* [REQUIRED TASK]: Check each line of the listing, and copy it if it contains the word "life".

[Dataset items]
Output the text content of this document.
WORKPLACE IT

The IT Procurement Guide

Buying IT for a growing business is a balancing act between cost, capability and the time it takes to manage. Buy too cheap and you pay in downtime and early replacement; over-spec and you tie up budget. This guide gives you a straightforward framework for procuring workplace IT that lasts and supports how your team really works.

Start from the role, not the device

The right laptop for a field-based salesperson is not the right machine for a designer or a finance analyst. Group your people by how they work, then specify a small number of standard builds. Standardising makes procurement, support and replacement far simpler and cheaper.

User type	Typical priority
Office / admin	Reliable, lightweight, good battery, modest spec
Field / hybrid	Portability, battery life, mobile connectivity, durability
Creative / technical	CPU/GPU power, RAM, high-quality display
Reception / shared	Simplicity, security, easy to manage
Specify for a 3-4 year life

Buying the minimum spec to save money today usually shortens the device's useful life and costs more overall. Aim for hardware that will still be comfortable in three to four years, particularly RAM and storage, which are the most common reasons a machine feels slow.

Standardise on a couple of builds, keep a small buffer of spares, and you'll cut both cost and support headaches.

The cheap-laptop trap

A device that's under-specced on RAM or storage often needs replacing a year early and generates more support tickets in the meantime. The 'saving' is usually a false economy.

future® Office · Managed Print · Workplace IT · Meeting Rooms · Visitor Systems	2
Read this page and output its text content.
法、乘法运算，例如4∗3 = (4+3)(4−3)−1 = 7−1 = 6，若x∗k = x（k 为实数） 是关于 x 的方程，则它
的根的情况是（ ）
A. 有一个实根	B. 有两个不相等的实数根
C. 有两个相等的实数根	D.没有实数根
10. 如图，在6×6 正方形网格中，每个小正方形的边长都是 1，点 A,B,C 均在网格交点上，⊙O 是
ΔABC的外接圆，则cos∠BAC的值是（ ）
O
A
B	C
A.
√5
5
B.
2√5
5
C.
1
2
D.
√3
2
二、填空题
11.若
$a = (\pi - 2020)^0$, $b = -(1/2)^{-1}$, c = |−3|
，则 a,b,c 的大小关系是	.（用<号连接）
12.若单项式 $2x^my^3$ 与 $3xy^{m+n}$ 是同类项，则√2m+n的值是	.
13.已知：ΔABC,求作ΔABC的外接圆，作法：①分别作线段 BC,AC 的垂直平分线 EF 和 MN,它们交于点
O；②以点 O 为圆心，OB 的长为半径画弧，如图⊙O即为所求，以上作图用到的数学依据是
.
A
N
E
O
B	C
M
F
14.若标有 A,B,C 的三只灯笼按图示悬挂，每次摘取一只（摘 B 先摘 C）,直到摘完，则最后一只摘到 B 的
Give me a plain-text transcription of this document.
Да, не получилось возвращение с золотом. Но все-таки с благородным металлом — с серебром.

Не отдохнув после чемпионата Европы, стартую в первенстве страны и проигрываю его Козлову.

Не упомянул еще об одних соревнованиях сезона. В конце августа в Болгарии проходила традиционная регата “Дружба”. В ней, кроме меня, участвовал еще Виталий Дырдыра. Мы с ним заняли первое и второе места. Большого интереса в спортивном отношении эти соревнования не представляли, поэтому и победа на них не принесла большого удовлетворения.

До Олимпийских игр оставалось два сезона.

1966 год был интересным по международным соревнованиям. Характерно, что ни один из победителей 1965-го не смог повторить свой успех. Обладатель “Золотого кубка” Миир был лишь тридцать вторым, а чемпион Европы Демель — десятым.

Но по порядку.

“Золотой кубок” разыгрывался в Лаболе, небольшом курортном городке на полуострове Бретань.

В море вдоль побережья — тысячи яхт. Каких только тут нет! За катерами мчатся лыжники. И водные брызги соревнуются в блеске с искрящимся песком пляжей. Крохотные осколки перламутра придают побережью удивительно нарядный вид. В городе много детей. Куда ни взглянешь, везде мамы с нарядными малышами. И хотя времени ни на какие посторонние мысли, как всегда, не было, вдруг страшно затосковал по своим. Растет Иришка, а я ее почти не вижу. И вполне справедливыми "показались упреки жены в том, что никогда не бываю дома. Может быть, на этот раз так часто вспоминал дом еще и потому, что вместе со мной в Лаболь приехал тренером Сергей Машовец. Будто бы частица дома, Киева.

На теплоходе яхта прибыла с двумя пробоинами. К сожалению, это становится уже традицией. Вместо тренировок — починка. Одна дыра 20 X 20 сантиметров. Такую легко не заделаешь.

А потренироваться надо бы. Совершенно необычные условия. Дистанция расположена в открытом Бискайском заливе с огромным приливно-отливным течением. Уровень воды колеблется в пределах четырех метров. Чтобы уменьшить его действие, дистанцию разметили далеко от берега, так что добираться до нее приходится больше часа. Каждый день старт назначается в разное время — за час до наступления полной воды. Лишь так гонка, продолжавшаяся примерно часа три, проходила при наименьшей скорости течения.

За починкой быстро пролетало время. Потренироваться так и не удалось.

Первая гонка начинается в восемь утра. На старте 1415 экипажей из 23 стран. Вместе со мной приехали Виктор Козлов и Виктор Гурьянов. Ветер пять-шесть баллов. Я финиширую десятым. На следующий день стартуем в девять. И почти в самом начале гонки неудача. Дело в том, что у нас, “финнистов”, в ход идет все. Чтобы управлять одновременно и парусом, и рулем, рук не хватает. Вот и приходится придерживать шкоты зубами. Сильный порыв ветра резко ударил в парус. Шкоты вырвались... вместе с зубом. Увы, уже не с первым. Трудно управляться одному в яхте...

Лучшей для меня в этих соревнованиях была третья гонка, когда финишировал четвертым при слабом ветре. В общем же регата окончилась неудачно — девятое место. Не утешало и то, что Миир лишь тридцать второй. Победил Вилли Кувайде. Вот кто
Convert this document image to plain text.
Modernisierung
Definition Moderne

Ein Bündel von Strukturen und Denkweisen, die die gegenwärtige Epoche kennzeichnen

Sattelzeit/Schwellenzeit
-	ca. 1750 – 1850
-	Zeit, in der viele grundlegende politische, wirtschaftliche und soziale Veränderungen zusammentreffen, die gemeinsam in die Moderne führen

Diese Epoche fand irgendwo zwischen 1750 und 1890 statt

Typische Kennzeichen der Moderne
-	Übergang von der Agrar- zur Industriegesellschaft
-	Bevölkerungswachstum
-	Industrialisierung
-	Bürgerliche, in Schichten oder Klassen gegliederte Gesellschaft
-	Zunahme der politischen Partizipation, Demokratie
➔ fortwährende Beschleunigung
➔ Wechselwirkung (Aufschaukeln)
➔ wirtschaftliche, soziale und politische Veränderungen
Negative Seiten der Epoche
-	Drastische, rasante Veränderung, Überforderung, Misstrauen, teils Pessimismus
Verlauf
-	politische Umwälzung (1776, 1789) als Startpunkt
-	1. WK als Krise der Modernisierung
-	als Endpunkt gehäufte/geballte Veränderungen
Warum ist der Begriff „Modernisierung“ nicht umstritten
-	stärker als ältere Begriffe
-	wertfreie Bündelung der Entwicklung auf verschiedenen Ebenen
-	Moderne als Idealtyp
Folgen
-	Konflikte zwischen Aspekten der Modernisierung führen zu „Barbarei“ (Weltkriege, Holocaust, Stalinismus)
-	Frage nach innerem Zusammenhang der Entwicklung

* [RESULT OF THIS TASK]:
Field / hybrid	Portability, battery life, mobile connectivity, durability
Specify for a 3-4 year life
Buying the minimum spec to save money today usually shortens the device's useful life and costs more overall. Aim for hardware that will still be comfortable in three to four years, particularly RAM and storage, which are the most common reasons a machine feels slow.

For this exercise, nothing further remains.